### Stated problem
Where the word "María" occurs in a line, return that line.

### Dataset items
>>

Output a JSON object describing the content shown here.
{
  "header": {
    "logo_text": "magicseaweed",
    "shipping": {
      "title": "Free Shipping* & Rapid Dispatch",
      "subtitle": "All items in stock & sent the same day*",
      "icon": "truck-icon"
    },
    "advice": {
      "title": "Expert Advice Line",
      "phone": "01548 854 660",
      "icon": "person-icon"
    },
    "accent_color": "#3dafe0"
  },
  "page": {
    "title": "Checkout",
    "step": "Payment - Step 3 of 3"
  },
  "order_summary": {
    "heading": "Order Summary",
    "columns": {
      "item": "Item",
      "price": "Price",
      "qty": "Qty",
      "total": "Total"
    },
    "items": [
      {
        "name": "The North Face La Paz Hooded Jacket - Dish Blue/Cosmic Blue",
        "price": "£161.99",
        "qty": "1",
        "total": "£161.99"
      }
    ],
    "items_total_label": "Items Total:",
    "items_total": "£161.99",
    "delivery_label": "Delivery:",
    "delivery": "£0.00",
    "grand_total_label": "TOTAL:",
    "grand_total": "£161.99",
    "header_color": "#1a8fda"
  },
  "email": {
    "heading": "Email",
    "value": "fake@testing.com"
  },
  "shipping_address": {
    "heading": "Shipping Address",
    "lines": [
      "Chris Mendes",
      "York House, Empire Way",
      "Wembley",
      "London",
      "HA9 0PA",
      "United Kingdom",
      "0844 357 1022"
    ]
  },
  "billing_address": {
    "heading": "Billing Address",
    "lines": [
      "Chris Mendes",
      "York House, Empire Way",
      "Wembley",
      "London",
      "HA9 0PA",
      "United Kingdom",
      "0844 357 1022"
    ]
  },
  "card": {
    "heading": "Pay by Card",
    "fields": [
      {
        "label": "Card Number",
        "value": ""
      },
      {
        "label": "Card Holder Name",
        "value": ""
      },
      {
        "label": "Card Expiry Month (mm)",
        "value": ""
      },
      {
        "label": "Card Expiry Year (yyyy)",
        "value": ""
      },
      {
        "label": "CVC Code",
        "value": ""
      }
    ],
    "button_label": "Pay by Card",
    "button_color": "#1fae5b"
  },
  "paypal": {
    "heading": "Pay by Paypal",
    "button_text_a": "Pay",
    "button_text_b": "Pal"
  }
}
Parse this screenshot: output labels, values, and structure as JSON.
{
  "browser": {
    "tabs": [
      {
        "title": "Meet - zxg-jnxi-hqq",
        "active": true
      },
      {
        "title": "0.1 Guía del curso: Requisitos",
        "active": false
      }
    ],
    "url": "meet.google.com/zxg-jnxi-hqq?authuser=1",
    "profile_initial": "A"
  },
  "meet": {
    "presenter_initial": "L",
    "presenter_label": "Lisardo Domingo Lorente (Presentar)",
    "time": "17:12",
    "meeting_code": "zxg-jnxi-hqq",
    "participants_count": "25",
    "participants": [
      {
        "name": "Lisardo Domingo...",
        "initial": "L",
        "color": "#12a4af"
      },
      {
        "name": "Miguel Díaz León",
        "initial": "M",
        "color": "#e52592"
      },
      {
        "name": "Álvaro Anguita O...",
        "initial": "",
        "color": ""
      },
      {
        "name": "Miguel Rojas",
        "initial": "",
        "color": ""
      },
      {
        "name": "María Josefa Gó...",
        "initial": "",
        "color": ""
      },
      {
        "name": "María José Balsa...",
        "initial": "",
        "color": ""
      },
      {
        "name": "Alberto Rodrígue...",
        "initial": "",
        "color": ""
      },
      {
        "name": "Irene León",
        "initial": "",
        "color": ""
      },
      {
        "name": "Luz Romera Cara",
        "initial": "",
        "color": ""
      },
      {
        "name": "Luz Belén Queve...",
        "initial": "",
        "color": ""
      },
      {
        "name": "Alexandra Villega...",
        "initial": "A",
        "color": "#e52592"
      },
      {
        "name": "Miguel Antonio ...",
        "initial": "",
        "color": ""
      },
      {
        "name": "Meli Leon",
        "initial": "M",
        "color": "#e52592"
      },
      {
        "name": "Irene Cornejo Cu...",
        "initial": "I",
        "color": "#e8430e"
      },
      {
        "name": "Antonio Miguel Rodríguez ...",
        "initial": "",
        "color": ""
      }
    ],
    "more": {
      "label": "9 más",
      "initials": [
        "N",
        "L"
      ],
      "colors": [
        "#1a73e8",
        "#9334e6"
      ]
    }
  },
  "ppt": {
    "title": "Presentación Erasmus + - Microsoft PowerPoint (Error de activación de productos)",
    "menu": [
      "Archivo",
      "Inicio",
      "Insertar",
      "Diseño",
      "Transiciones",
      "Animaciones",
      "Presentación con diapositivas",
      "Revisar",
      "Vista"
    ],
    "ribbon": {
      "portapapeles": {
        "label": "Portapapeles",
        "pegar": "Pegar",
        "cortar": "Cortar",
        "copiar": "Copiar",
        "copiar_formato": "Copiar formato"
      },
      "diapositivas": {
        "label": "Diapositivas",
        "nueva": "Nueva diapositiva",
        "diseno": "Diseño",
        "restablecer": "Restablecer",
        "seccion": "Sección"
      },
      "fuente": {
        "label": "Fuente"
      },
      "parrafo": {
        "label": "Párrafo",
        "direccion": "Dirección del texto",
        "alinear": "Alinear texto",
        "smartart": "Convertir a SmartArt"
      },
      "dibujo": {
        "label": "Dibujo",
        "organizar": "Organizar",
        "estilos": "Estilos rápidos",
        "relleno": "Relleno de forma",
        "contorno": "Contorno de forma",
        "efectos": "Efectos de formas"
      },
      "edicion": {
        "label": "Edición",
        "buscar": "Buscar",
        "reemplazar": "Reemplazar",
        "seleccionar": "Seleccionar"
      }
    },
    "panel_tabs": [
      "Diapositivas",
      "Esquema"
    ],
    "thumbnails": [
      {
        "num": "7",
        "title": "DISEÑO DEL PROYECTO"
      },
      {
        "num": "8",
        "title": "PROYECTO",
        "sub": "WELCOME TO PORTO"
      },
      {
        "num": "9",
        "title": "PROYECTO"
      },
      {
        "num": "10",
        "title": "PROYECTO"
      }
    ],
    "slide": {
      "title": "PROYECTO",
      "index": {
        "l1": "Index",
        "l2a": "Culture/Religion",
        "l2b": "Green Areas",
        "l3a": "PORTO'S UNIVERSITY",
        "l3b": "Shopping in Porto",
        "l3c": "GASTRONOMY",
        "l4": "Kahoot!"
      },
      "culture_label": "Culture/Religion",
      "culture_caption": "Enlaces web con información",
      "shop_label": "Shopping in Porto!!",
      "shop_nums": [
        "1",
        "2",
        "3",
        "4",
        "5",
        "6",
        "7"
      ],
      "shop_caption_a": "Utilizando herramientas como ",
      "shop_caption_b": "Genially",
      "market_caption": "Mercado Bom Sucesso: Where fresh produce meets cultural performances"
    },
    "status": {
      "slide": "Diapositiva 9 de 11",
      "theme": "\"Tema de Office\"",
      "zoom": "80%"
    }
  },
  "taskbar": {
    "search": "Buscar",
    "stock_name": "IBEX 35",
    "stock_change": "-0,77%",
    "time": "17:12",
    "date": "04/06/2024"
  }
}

<<

### Output of the task
        "name": "María Josefa Gó...",
        "name": "María José Balsa...",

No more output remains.